• [Goal]:
Copy each line in which the string "this" occurs.

• [Materials provided]:
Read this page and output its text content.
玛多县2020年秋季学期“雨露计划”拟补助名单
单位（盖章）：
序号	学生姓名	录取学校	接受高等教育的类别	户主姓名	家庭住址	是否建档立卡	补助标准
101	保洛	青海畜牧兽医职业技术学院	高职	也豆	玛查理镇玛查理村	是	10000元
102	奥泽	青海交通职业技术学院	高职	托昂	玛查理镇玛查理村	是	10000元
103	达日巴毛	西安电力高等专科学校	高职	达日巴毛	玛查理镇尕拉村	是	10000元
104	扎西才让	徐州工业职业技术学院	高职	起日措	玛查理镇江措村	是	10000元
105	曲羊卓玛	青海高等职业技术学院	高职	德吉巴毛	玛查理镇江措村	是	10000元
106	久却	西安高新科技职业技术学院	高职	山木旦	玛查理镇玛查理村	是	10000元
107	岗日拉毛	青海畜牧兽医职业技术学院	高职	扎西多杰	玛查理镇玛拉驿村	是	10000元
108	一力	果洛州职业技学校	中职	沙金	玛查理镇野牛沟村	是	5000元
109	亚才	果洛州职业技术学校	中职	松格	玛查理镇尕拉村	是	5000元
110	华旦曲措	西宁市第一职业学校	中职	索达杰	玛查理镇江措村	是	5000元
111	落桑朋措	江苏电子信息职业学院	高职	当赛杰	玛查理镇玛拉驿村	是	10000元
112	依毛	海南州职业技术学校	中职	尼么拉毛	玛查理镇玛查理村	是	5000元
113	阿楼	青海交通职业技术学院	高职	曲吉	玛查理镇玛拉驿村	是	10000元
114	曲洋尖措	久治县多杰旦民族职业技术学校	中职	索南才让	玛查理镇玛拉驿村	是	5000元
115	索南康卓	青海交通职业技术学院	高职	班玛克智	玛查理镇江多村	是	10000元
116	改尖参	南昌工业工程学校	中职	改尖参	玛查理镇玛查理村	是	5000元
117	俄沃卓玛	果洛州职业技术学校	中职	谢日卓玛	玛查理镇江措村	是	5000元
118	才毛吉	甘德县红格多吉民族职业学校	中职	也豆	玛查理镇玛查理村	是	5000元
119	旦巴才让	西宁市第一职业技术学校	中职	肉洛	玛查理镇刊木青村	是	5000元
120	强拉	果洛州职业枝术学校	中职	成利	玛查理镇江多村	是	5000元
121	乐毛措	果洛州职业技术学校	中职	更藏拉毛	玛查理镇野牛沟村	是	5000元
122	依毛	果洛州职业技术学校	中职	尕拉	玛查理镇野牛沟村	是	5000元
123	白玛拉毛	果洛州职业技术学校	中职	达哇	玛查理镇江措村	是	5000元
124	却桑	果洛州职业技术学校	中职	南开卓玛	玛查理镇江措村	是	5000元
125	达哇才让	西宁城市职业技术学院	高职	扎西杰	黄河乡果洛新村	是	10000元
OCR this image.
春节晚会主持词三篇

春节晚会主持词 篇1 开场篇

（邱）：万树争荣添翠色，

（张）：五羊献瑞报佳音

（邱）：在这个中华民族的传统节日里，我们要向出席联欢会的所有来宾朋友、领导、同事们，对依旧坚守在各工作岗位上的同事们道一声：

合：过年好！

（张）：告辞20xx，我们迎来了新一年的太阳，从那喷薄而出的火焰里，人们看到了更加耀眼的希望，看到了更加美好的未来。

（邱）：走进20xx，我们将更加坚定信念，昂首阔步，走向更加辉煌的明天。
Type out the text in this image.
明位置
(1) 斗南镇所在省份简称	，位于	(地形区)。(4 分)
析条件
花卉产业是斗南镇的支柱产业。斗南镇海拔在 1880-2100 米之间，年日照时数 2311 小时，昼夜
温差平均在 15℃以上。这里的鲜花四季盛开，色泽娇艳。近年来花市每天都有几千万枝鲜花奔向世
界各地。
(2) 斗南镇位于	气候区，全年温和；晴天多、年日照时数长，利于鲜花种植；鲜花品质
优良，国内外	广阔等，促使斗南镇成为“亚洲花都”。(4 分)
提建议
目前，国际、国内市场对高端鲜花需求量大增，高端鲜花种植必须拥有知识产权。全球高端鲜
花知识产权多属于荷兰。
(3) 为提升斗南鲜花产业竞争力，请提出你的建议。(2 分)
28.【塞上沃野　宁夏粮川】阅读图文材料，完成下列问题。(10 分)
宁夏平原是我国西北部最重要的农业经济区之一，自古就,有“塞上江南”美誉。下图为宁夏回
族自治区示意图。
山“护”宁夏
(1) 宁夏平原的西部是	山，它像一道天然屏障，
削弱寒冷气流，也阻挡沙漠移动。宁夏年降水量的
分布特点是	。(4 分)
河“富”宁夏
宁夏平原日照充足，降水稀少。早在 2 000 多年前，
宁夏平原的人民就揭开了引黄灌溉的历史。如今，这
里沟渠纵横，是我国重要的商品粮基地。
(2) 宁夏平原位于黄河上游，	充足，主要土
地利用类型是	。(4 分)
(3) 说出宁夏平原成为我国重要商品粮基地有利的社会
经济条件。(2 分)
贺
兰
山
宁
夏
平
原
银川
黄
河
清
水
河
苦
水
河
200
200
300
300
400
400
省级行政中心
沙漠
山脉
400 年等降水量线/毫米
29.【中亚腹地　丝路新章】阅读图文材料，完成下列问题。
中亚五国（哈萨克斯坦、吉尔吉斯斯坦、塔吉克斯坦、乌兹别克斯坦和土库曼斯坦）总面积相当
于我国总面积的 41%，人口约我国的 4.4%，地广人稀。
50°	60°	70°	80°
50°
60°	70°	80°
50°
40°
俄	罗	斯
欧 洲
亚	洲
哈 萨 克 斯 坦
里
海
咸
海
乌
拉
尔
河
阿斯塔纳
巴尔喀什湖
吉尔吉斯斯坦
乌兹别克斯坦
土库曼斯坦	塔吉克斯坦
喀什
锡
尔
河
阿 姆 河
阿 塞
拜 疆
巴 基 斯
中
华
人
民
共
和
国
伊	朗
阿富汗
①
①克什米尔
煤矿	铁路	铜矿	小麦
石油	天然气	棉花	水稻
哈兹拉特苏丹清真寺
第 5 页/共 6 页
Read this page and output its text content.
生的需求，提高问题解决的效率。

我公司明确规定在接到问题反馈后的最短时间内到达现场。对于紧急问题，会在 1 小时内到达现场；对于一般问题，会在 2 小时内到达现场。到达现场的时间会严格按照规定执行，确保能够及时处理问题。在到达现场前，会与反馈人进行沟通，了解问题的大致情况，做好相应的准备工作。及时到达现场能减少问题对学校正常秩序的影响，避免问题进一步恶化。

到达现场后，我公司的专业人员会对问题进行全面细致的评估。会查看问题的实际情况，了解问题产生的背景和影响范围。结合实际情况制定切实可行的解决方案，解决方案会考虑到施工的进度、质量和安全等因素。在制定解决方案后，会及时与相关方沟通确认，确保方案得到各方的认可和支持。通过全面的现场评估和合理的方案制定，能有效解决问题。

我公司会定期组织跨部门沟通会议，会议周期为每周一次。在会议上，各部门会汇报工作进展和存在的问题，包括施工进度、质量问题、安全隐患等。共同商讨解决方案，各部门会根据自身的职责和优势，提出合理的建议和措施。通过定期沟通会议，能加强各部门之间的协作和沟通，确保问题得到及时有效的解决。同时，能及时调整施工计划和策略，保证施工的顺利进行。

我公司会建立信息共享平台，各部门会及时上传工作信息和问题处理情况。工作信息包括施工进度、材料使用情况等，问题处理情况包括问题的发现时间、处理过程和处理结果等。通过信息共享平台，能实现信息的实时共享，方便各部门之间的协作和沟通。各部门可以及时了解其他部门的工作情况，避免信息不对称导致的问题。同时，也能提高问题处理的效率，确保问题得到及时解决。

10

• [Task result]:
Read this page and output its text content.
OCR this image.
Type out the text in this image.
Read this page and output its text content.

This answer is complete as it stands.